## Start
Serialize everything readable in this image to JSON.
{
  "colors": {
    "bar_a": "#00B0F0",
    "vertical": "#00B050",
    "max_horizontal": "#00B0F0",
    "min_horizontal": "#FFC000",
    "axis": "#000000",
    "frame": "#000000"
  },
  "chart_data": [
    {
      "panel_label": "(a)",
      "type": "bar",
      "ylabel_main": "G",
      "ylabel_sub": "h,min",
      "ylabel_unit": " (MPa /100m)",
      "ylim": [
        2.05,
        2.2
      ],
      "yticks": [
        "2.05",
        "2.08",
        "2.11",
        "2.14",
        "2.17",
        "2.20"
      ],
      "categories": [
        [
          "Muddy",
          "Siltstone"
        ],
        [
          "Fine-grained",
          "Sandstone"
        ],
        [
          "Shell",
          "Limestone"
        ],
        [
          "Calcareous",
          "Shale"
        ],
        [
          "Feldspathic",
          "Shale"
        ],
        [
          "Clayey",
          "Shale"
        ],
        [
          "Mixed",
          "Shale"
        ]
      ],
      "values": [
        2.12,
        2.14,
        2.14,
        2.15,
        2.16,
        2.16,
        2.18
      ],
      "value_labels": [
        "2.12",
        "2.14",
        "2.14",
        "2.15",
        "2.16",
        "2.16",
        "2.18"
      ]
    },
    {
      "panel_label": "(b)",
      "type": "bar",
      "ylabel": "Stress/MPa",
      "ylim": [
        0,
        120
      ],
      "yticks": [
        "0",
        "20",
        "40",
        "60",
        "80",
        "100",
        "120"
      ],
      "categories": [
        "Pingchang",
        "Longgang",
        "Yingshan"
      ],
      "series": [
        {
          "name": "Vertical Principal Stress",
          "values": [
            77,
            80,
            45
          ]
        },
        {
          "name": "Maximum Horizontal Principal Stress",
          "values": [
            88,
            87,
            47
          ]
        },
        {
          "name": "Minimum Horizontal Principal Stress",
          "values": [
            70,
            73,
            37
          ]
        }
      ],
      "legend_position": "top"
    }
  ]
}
## End
-- Aim of the exercise --
From the listing above, report the number of lines containing the string "Principal", without any accompanying remarks.

-- Expected output --
3